**TASKS TO CARRY OUT**
1. Using the PowerShell encoding text, answer each question:
(a) Starting with which Windows 10 version can BOM-less UTF-8 be set as the system-wide default encoding?
(b) In which PowerShell version was the problem with the BOM always being emitted fixed?
(c) What do you get if you use [Text.Encoding]::Utf8?
2. Pick up the PowerShell encoding text after its last sentence and keep writing.

Windows 10 version 1903 and up allow you to set BOM-less UTF-8 as the system-wide default encoding (although note that the feature is still classified as beta as of version 20H2) - see this answer; [fixed in PowerShell 7.1] in PowerShell [Core] up to v7.0, with this feature turned on, the above technique is not effective, due to a presumptive .NET Core bug that causes a UTF-8 BOM always to be emitted, irrespective of what encoding you set $OutputEncoding
to (the bug is possibly connected to this GitHub issue); the only solution is to turn the feature off, as shown in imgx64's answer.
If, by contrast, you use [Text.Encoding]::Utf8
, you'll get a System.Text.Encoding.UTF8
instance with BOM - which is what I suspect happened in your case.

**EXTRACTED RECORDS**
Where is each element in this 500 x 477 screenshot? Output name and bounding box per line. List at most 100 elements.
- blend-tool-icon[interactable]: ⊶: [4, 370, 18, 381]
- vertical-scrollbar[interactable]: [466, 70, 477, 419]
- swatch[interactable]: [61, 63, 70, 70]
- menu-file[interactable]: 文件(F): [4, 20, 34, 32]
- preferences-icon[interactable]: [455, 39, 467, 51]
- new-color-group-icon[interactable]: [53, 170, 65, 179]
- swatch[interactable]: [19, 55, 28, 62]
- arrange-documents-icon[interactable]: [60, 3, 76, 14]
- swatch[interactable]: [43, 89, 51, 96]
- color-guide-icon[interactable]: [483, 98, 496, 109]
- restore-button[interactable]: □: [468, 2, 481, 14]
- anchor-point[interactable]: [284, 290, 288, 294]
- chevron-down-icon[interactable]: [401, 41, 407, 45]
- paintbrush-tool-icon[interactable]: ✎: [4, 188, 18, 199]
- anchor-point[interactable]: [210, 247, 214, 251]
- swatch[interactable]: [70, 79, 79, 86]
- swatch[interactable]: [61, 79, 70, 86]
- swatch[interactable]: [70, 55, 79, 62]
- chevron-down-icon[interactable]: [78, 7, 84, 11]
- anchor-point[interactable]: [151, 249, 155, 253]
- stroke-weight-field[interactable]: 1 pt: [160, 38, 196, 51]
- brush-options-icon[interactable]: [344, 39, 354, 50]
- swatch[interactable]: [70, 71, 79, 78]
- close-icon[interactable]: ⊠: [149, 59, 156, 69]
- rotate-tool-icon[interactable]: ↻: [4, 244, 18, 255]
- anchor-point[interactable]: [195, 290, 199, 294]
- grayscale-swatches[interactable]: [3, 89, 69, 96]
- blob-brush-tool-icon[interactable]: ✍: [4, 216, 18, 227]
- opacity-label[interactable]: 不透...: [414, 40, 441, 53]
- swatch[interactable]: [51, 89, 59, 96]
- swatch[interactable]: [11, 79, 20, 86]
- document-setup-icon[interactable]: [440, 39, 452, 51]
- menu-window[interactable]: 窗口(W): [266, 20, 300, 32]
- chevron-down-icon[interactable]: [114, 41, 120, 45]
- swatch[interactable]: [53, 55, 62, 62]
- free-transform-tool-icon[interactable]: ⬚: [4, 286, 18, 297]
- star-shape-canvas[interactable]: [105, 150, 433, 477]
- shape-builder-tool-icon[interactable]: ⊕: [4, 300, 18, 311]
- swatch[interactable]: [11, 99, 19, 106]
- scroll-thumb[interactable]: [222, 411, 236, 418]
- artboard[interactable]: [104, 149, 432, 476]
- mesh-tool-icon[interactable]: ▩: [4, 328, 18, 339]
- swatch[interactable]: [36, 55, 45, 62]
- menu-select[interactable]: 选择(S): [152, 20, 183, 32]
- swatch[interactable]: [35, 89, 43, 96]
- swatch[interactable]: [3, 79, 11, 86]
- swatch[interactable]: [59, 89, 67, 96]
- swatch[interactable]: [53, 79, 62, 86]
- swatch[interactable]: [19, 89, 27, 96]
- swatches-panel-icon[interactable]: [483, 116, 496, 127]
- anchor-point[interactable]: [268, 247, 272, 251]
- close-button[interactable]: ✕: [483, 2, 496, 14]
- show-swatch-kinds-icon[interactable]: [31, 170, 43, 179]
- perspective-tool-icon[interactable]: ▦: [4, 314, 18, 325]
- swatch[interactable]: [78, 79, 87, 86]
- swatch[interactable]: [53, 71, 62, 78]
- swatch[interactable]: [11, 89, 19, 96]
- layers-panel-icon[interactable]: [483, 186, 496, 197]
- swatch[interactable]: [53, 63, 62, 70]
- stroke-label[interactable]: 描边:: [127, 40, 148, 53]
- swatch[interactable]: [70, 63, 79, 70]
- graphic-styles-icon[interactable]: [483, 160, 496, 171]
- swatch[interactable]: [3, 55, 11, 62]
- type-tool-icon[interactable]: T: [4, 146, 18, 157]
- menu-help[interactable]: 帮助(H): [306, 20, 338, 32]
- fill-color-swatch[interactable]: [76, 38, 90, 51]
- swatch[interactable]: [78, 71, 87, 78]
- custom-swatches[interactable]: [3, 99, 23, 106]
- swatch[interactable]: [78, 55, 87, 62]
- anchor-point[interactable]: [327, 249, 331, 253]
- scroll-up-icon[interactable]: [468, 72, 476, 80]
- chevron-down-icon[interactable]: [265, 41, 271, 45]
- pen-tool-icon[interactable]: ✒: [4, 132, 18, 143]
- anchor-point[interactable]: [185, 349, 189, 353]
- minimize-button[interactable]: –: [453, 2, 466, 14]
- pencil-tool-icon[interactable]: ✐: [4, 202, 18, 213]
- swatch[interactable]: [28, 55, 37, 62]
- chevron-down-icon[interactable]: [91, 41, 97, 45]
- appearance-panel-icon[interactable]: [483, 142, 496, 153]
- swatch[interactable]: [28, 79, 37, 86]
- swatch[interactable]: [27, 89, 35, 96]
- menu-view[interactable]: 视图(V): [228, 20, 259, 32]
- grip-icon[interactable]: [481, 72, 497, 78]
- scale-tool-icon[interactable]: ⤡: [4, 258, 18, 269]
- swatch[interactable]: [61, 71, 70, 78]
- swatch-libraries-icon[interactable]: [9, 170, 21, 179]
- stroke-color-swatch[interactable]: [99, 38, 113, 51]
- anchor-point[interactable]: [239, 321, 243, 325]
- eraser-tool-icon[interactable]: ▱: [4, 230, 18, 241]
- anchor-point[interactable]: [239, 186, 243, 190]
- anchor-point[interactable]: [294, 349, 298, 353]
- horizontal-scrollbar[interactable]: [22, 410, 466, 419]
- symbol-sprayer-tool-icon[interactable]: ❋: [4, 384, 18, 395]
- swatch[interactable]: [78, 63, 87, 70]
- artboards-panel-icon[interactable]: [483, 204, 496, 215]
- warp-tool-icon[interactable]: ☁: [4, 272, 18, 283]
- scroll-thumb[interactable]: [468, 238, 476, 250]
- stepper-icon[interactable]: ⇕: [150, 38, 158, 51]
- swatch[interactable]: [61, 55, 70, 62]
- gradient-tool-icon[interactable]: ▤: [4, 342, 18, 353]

**RESPONSES**
1.
(a) Version 1903.
(b) PowerShell 7.1.
(c) A System.Text.Encoding.UTF8 instance with BOM.

2.
Note that this problem is unrelated to the source encoding of any file read by Get-Content
, because what is sent through the PowerShell pipeline is never a stream of raw bytes, but .NET objects, which in the case of Get-Content
means that .NET strings are sent (System.String
, internally a sequence of UTF-16 code units).
Because you're piping to an external program (a Java application, in your case), PowerShell character-encodes the (stringified-on-demand) objects sent to it based on preference variable $OutputEncoding
, and the resulting encoding is what the external program receives.
Perhaps surprisingly, even though BOMs are typically only used in files, PowerShell respects the BOM setting of the encoding assigned to $OutputEncoding
also in the pipeline, prepending it to the first line sent (only).
See the bottom section of this answer for more information about how PowerShell handles pipeline input for and output from external programs, including how it is [Console]::OutputEncoding
that matters when PowerShell interprets data received from external programs.
To illustrate the difference using your sample program (note how using a PowerShell string literal as input is sufficient; no need to read from a file):
# Note the EF BB BF sequence representing the UTF-8 BOM.
# Enclosure in & { ... } ensures that a local, temporary copy of $OutputEncoding
# is used.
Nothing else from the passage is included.